What you will do.
Write out each record below exactly as it appears, with no pictures.

Start Data entries

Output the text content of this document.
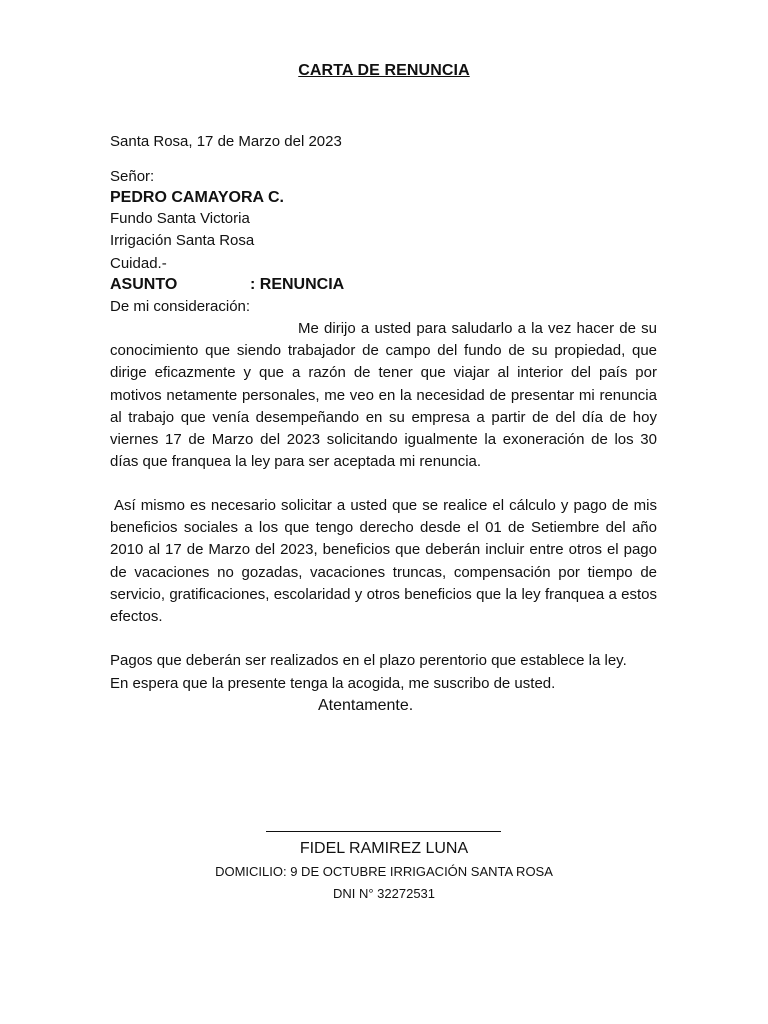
CARTA DE RENUNCIA
Santa Rosa, 17 de Marzo del 2023
Señor:
PEDRO CAMAYORA C.
Fundo Santa Victoria
Irrigación Santa Rosa
Cuidad.-
ASUNTO	: RENUNCIA
De mi consideración:
Me dirijo a usted para saludarlo a la vez hacer de su conocimiento que siendo trabajador de campo del fundo de su propiedad, que dirige eficazmente y que a razón de tener que viajar al interior del país por motivos netamente personales, me veo en la necesidad de presentar mi renuncia al trabajo que venía desempeñando en su empresa a partir de del día de hoy viernes 17 de Marzo del 2023 solicitando igualmente la exoneración de los 30 días que franquea la ley para ser aceptada mi renuncia.
Así mismo es necesario solicitar a usted que se realice el cálculo y pago de mis beneficios sociales a los que tengo derecho desde el 01 de Setiembre del año 2010 al 17 de Marzo del 2023, beneficios que deberán incluir entre otros el pago de vacaciones no gozadas, vacaciones truncas, compensación por tiempo de servicio, gratificaciones, escolaridad y otros beneficios que la ley franquea a estos efectos.
Pagos que deberán ser realizados en el plazo perentorio que establece la ley.
En espera que la presente tenga la acogida, me suscribo de usted.
Atentamente.
FIDEL RAMIREZ LUNA
DOMICILIO: 9 DE OCTUBRE IRRIGACIÓN SANTA ROSA
DNI N° 32272531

End Data entries

Finished exercise.
Output the text content of this document.
CARTA DE RENUNCIA
Santa Rosa, 17 de Marzo del 2023
Señor:
PEDRO CAMAYORA C.
Fundo Santa Victoria
Irrigación Santa Rosa
Cuidad.-
ASUNTO	: RENUNCIA
De mi consideración:
Me dirijo a usted para saludarlo a la vez hacer de su conocimiento que siendo trabajador de campo del fundo de su propiedad, que dirige eficazmente y que a razón de tener que viajar al interior del país por motivos netamente personales, me veo en la necesidad de presentar mi renuncia al trabajo que venía desempeñando en su empresa a partir de del día de hoy viernes 17 de Marzo del 2023 solicitando igualmente la exoneración de los 30 días que franquea la ley para ser aceptada mi renuncia.
Así mismo es necesario solicitar a usted que se realice el cálculo y pago de mis beneficios sociales a los que tengo derecho desde el 01 de Setiembre del año 2010 al 17 de Marzo del 2023, beneficios que deberán incluir entre otros el pago de vacaciones no gozadas, vacaciones truncas, compensación por tiempo de servicio, gratificaciones, escolaridad y otros beneficios que la ley franquea a estos efectos.
Pagos que deberán ser realizados en el plazo perentorio que establece la ley.
En espera que la presente tenga la acogida, me suscribo de usted.
Atentamente.
FIDEL RAMIREZ LUNA
DOMICILIO: 9 DE OCTUBRE IRRIGACIÓN SANTA ROSA
DNI N° 32272531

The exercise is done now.